#### Article

Our current storage system is causing significant errors due to lack of transactionality and improper use of caches. These issues are affecting the stability and performance of our application. To address this, we propose a complete overhaul of the storage layer to implement a more robust, transactional, and efficient system.
Related content:
Instead of saving in memory first and then to a database, use transaction APIs directly.
GoLevelDB: Uses a global read/write mutex. Only one transaction can be open at a time, blocking other write and transaction operations until the current transaction is completed. GoLevelDB transactions implementation.
BoltDB: Uses a copy-on-write B+tree structure for transactions, which supports fully serializable ACID transactions. All operations are blocked during a read-write transaction to maintain data integrity. BoltDB transactions implementation.
In both cases, we are currently not utilizing batches, which could improve performance by reducing the number of transactions. We have the example of the tx-indexer: 10x speed improvement just using transactions.

#### Record excerpts
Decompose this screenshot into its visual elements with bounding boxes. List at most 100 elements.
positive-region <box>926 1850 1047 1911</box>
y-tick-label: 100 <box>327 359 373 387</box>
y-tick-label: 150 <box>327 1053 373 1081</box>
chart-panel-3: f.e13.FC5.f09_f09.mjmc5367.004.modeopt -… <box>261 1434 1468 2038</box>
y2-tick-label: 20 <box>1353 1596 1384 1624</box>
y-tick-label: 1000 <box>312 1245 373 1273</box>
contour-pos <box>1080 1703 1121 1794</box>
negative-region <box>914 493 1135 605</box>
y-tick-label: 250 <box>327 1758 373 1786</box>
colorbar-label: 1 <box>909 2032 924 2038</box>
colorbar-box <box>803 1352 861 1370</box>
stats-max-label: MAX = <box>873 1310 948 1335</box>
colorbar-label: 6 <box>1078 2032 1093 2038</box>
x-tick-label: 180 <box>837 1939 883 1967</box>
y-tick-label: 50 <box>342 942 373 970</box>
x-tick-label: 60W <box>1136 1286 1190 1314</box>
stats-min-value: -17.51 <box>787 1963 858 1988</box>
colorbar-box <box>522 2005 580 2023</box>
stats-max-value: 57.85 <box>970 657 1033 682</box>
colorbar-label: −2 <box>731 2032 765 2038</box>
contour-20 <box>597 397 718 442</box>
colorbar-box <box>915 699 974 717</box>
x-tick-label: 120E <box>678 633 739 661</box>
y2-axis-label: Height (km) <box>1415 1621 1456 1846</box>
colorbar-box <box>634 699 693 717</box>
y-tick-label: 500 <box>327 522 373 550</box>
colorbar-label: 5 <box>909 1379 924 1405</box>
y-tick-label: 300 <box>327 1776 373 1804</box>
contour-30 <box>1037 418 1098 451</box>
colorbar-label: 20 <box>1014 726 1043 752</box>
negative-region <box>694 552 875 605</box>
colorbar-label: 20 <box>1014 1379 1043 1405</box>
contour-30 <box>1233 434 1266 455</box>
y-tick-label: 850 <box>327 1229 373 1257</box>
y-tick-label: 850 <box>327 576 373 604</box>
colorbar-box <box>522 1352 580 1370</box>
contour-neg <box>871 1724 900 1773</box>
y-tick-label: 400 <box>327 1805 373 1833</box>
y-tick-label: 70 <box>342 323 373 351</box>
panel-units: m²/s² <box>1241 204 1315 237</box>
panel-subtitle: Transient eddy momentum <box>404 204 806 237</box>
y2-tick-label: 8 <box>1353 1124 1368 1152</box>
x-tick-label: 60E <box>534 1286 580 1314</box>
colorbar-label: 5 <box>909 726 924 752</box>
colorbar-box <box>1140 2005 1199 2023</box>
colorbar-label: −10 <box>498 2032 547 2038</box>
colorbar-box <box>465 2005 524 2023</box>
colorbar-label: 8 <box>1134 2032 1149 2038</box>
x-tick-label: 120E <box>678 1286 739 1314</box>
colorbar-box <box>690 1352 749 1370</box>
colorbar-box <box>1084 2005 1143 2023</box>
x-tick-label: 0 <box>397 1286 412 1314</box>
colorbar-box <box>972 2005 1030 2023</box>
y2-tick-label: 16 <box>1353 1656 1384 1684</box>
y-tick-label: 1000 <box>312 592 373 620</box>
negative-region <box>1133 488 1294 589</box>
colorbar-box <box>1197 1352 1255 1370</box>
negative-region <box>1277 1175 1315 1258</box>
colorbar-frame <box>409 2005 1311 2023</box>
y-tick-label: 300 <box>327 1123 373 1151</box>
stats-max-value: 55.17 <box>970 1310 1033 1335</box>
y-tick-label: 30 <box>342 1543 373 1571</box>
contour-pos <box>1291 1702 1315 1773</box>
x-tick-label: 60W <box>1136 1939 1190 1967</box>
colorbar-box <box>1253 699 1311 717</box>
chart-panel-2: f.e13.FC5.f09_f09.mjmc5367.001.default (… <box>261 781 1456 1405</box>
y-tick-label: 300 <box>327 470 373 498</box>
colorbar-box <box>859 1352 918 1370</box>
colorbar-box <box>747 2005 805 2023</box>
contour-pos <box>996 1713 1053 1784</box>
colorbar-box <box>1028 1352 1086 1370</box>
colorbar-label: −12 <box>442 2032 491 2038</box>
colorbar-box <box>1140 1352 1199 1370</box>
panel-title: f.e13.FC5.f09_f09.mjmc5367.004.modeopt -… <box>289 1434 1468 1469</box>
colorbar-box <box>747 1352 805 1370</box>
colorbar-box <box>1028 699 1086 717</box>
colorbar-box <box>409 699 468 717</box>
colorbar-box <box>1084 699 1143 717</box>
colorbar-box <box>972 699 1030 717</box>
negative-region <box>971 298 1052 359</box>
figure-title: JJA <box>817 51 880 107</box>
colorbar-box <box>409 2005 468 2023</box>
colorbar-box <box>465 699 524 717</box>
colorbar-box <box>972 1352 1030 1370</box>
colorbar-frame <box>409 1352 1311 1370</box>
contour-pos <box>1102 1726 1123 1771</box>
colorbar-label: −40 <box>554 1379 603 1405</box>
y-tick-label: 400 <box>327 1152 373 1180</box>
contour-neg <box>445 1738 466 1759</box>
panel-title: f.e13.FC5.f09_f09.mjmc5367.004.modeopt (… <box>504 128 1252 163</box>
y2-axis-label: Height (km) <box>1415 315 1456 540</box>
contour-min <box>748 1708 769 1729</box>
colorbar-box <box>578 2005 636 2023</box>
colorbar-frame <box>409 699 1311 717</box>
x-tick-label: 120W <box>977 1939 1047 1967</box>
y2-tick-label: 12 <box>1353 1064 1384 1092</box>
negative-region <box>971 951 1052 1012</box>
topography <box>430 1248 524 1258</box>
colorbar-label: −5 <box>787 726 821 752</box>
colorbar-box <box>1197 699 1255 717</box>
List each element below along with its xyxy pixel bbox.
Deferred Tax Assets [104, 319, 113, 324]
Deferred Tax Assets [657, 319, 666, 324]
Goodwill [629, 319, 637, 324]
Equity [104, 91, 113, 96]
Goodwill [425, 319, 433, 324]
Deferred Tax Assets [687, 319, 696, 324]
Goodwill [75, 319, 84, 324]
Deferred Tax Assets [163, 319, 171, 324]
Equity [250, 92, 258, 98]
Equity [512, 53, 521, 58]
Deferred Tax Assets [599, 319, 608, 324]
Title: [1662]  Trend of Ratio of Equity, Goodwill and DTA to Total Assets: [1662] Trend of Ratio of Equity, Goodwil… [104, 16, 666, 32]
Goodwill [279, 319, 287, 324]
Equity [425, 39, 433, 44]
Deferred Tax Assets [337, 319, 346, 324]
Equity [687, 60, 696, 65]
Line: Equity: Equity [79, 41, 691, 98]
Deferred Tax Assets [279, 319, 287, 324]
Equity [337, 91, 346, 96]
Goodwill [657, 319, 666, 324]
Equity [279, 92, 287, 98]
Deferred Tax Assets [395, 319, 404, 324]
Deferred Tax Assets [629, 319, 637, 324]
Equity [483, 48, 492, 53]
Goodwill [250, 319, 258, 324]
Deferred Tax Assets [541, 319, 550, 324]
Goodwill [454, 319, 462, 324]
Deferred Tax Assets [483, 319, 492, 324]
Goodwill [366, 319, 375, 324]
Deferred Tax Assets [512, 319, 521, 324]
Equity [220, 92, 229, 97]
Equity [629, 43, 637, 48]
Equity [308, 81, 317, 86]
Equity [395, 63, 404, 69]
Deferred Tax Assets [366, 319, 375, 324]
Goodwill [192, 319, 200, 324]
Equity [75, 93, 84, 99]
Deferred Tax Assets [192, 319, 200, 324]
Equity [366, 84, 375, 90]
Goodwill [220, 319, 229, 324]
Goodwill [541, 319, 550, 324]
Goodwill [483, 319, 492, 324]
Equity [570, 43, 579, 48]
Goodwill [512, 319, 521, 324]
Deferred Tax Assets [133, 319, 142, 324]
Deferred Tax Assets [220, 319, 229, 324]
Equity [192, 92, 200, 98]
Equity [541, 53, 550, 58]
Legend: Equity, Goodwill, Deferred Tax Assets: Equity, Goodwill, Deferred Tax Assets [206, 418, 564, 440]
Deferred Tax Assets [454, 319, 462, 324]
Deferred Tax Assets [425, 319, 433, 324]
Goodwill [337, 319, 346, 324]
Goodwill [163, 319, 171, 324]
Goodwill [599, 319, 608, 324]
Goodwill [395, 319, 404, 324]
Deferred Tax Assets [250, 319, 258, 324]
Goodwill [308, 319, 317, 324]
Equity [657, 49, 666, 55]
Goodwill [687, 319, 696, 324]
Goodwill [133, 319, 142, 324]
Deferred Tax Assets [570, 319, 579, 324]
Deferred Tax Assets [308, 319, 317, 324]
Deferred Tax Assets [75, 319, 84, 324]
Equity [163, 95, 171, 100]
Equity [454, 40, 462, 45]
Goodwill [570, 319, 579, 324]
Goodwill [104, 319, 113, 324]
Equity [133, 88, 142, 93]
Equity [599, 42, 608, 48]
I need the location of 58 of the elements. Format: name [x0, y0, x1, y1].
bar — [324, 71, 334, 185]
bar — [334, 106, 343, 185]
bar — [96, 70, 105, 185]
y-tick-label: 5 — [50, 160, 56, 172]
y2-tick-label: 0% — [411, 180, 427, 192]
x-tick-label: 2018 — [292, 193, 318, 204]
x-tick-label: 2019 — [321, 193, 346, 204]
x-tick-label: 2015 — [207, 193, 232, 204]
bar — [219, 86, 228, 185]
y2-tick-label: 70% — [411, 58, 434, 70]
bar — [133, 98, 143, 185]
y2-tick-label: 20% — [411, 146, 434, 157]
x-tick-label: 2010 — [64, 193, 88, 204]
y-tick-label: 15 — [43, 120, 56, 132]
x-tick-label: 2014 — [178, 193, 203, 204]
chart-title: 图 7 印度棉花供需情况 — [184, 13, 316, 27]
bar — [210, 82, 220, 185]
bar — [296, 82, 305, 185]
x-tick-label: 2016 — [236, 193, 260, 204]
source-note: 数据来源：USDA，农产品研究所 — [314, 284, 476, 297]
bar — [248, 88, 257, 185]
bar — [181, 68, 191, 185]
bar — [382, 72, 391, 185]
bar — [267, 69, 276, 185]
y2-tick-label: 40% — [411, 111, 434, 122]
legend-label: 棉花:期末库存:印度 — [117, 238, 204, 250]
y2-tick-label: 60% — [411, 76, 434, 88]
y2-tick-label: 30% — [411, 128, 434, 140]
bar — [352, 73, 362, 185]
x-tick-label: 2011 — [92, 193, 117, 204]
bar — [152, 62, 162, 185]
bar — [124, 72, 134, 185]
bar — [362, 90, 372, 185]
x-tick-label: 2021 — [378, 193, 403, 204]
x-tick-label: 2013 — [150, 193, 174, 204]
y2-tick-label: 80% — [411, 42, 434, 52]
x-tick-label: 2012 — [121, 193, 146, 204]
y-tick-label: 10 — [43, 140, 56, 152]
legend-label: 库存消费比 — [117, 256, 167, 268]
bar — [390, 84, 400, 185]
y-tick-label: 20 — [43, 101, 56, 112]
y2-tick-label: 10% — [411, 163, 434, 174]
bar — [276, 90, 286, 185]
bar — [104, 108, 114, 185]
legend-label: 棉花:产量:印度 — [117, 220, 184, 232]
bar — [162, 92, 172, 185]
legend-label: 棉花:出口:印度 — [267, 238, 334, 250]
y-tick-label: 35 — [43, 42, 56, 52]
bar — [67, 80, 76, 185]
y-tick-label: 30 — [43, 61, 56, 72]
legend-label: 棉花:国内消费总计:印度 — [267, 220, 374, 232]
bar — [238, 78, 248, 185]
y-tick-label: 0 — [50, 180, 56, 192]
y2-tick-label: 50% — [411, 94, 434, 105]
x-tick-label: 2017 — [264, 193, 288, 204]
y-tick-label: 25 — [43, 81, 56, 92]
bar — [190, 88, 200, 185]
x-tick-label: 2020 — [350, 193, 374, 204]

#### List of tasks
[1] In the storage proposal, how much faster did the tx-indexer get from using transactions?
[2] Which adjectives does the storage proposal use to describe the system it wants to build?
[3] Carry the storage-layer proposal forward from the end of its final sentence.
The items have no connection to the storage proposal.

#### Replies
[1] It became 10x faster.

[2] Robust, transactional, and efficient.

[3]
Different storage solutions offer different APIs and functionalities. PebbleDB, based on RocksDB, supports parallel transactions, making it ideal for our use case where most keys are "write once, read many." This reduces conflicts and improves performance when multiple transactions run simultaneously.
This doesn't mean that we are not going to still have a Storage interface, but in reality means that the interface functionality and methods will be highly coupled with pebble db functionality. If any other database is able to fill all the exposed functionality is a coincidence. Using these interfaces to implement a memory storage is trivial on any case. This memory storage can be use for specific corner cases, and mainly for testing when needed.
PebbleDB is specifically designed to handle high-concurrency environments without blocking issues commonly seen in other databases. Here are the key reasons why PebbleDB is a suitable choice:
Concurrent Compactions: PebbleDB supports level-based compaction with concurrent compactions, reducing write stalls and ensuring smoother performance under heavy write loads. This feature prevents blocking issues that occur with other databases like GoLevelDB and BoltDB.
Indexed Batches: PebbleDB uses batches for atomic operations, which help in maintaining consistency and atomicity without the need for full transactions. This approach avoids the overhead and complexity associated with transaction management, thereby enhancing write throughput.
High Write Throughput: By using a Fragmented Log-Structured Merge (FLSM) tree, PebbleDB significantly reduces write amplification and increases write throughput compared to traditional LSM trees used in LevelDB and RocksDB.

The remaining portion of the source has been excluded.